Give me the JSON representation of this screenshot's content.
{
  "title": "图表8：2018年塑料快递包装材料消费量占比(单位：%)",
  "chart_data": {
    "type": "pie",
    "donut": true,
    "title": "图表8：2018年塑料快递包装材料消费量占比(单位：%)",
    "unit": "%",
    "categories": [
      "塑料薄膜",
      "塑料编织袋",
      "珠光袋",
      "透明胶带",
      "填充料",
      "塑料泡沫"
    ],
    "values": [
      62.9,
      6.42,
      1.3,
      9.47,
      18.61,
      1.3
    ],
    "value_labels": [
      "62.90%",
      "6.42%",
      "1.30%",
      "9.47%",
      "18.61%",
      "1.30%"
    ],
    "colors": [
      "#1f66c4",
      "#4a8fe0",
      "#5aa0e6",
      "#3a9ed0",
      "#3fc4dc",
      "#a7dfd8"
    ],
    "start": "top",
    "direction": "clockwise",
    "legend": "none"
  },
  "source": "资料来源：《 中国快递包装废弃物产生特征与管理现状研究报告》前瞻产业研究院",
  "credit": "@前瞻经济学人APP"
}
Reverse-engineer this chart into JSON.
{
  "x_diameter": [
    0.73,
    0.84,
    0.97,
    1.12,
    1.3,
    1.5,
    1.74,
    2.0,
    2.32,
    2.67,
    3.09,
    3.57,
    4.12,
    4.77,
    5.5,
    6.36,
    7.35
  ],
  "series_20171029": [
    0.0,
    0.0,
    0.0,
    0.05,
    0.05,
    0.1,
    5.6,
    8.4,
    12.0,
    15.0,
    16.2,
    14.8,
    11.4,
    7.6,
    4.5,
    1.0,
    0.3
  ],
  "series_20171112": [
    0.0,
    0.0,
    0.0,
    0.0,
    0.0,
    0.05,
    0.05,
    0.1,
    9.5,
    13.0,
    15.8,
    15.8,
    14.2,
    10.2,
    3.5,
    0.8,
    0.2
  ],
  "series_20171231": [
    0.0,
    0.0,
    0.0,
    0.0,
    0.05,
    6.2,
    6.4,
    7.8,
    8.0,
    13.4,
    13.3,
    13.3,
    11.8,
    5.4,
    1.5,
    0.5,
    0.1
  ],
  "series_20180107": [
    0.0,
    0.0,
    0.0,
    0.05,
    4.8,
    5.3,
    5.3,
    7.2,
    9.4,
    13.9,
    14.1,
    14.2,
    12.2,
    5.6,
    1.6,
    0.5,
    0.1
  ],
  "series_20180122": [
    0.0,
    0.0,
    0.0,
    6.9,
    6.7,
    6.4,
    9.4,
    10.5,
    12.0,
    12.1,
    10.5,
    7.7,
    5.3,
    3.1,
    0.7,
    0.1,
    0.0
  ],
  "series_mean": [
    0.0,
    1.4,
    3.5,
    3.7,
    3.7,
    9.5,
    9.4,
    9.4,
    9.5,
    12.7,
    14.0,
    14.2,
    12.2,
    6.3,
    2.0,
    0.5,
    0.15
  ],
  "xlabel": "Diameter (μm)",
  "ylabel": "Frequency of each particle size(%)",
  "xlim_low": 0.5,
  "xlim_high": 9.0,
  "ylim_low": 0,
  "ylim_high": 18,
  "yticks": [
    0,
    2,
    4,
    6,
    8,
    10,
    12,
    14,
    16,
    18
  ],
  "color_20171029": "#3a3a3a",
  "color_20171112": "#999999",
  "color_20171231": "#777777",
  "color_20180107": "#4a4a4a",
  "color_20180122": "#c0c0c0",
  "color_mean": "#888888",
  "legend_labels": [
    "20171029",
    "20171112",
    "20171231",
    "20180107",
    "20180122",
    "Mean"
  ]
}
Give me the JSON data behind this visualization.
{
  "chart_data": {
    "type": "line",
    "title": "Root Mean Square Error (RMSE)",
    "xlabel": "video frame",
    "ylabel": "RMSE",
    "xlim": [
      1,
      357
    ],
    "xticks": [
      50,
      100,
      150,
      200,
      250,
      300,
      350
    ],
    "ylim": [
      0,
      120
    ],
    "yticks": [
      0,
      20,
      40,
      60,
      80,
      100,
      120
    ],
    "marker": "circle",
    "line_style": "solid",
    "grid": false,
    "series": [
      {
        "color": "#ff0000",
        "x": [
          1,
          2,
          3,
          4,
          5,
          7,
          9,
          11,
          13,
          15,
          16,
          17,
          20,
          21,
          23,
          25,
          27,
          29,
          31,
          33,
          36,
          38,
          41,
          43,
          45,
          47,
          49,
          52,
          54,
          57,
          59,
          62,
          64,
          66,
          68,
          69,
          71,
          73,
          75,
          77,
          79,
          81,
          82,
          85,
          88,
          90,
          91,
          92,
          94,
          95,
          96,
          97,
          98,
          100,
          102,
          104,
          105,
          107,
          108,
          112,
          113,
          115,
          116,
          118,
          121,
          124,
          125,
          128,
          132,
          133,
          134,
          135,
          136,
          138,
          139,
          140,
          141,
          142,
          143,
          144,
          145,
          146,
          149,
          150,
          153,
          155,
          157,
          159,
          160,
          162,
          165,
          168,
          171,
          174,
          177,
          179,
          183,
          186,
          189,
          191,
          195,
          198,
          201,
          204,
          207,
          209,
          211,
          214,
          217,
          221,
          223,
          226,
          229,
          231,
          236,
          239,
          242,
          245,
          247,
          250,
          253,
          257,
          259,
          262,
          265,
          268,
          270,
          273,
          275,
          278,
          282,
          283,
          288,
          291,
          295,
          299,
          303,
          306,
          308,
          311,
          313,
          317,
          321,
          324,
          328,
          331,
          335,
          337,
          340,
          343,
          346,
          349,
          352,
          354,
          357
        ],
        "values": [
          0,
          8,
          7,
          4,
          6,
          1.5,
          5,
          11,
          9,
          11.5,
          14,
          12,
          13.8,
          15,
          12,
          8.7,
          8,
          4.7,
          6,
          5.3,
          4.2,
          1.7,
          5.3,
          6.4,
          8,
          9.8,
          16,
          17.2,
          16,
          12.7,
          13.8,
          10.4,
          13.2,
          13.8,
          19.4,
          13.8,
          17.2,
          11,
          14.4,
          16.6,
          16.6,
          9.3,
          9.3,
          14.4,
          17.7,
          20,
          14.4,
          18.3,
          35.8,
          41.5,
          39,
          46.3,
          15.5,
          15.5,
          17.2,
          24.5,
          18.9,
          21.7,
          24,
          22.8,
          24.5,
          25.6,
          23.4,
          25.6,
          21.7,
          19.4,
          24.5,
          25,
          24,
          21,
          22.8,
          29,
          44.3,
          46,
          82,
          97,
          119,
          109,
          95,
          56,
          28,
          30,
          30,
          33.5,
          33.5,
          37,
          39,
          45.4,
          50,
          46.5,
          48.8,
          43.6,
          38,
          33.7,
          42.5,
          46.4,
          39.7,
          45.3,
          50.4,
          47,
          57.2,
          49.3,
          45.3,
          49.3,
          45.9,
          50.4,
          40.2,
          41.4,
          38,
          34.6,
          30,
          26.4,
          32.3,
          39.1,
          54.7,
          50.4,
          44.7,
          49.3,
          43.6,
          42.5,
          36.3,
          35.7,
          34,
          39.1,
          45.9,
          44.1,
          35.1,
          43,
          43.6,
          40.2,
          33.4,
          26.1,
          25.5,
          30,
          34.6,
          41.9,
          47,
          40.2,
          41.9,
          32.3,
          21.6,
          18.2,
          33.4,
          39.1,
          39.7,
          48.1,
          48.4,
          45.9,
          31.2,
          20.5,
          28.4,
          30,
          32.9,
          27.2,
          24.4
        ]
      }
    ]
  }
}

▶ **Task description**: Find each line holding the word "Give" and copy it.

▶ **Task solution**:
Give me the JSON representation of this screenshot's content.
Give me the JSON data behind this visualization.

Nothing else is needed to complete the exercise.